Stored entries
——————
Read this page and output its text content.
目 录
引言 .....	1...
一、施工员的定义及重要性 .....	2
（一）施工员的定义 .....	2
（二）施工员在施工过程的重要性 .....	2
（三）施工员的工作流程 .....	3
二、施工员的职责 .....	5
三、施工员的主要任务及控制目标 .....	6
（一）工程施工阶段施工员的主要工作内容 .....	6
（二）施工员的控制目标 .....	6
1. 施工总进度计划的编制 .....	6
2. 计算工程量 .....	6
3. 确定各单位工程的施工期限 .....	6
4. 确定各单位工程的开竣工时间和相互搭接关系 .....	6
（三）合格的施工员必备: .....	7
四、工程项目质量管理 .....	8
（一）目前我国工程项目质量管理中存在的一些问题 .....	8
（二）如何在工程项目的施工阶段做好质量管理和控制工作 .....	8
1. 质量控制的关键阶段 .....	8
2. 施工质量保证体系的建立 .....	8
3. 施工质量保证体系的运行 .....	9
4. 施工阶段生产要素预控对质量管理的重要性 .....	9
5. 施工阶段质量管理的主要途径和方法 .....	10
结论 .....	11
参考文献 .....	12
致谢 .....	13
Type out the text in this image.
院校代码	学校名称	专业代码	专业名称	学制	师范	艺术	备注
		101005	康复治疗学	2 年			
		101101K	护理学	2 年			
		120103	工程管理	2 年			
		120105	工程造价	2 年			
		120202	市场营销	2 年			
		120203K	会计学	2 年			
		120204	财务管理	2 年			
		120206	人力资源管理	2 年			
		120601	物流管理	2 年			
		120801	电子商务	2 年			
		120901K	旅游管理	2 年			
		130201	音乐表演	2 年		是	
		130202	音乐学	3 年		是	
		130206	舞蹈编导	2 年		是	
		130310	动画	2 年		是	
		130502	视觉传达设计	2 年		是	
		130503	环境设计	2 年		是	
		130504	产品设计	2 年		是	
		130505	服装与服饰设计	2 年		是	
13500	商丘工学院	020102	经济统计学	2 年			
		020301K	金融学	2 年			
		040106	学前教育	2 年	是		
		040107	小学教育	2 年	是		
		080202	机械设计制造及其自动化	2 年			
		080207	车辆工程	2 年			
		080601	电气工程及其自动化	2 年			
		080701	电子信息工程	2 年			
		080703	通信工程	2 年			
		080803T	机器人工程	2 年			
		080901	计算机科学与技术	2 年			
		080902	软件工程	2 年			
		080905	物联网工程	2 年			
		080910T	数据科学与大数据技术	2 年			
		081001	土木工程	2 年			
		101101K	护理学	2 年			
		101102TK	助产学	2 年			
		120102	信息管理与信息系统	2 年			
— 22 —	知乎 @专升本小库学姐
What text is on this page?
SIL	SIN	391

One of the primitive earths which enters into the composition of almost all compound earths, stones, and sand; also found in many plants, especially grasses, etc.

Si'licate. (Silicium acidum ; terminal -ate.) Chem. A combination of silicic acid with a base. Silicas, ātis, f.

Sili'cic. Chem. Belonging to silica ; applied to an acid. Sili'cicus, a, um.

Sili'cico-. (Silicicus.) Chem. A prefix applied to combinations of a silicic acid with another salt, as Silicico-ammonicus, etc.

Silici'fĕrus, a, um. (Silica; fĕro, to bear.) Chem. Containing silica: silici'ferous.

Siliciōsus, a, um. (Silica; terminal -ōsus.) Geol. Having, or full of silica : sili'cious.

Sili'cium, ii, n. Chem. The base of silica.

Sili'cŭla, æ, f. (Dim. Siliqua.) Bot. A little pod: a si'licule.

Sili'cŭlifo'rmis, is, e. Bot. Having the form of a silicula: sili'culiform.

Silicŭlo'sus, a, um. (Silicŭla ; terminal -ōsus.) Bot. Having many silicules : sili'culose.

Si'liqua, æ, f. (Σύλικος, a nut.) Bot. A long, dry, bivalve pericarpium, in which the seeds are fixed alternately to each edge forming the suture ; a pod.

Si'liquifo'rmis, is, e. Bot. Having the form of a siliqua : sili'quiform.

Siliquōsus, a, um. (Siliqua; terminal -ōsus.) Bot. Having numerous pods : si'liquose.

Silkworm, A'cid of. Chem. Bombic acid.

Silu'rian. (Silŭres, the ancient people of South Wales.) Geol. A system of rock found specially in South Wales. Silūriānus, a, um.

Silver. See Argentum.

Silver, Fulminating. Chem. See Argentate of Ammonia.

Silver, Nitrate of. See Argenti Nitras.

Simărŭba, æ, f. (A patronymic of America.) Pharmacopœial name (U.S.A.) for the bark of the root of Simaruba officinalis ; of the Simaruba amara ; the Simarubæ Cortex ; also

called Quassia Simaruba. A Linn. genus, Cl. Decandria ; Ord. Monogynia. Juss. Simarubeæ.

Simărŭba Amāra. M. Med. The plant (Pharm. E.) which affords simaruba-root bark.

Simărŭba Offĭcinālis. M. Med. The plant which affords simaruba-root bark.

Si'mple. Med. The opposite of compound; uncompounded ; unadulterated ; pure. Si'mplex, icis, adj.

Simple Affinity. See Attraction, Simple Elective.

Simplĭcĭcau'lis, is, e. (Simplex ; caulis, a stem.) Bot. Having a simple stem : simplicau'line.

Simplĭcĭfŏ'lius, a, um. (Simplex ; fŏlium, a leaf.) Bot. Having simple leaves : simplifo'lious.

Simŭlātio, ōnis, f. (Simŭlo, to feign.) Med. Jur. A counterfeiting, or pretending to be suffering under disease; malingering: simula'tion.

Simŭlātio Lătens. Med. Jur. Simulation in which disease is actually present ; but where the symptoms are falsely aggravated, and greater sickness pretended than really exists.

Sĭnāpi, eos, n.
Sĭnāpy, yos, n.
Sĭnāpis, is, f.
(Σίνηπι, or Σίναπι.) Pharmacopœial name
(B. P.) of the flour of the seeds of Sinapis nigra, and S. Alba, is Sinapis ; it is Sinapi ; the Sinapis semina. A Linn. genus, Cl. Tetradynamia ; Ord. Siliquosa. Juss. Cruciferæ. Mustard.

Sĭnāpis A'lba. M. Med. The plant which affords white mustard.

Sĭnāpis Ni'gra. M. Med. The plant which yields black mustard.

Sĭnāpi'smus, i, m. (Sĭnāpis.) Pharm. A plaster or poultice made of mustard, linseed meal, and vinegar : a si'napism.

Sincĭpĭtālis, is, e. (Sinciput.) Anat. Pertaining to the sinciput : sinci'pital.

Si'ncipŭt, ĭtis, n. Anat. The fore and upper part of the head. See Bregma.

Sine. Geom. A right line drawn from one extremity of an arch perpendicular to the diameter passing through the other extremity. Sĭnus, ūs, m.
——————
Set task
Track down every line with the word "many" and copy it.

Answer for this exercise
One of the primitive earths which enters into the composition of almost all compound earths, stones, and sand; also found in many plants, especially grasses, etc.
Silicŭlo'sus, a, um. (Silicŭla ; terminal -ōsus.) Bot. Having many silicules : sili'culose.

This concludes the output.